→ Available records

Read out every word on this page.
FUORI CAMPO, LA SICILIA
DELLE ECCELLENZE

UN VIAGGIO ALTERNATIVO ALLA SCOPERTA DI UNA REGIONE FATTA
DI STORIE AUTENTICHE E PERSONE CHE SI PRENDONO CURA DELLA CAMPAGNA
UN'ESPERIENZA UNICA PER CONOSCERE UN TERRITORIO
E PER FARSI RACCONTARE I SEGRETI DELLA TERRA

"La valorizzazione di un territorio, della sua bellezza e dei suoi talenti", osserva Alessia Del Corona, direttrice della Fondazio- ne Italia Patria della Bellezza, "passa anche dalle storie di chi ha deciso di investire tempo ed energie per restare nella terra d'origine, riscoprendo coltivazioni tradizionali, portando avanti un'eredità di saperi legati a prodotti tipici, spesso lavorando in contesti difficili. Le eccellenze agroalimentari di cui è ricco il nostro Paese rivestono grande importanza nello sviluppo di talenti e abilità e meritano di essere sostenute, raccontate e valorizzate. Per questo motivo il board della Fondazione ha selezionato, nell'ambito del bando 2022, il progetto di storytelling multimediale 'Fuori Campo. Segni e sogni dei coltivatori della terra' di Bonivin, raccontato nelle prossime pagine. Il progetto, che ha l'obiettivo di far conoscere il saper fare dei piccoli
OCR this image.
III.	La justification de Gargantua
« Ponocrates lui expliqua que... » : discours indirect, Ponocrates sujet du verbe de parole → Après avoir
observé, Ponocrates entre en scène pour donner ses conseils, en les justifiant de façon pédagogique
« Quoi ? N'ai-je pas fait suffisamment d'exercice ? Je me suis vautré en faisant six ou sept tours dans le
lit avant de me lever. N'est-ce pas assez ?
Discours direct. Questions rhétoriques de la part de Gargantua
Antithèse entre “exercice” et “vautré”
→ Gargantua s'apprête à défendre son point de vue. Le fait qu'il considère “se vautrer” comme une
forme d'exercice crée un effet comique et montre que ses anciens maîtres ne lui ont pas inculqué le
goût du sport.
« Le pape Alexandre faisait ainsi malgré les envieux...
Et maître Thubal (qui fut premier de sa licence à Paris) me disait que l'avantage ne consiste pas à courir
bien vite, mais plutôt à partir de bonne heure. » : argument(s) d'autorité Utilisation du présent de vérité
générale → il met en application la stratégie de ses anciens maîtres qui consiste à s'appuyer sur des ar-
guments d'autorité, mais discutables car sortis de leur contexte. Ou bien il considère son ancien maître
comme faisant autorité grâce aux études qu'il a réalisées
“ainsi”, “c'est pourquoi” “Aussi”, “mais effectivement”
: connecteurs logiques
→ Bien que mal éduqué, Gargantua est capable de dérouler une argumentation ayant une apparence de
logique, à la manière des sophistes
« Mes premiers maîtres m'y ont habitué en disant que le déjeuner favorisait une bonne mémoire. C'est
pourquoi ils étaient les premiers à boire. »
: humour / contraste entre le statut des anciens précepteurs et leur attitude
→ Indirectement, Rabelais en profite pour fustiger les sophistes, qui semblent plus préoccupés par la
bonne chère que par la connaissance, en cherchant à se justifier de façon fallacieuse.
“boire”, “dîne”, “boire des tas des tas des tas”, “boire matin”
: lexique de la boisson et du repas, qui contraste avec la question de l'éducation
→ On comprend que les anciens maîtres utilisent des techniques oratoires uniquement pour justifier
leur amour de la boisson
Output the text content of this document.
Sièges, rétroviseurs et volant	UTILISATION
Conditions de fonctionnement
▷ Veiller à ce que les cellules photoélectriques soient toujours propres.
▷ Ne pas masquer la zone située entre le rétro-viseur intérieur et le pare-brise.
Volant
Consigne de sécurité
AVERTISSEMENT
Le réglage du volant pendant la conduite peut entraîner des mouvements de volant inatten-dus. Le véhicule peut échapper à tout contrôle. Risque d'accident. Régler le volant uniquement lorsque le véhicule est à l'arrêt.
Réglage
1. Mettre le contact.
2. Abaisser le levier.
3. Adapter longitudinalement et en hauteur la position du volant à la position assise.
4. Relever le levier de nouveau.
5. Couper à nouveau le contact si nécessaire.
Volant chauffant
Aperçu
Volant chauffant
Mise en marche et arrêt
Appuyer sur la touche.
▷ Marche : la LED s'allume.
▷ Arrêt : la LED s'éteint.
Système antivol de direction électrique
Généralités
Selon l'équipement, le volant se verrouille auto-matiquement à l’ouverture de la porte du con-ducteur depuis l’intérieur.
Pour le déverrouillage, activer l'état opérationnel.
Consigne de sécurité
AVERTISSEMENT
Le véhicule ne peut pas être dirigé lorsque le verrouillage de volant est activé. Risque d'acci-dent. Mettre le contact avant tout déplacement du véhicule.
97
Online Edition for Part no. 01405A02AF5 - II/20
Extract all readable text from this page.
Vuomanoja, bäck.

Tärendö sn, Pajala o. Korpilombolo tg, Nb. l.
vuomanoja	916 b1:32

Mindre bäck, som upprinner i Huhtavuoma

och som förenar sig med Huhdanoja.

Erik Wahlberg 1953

→ Problem to work on
In the entries above, find each line with the string "faisant" and copy it.

→ The answer
« Quoi ? N'ai-je pas fait suffisamment d'exercice ? Je me suis vautré en faisant six ou sept tours dans le
comme faisant autorité grâce aux études qu'il a réalisées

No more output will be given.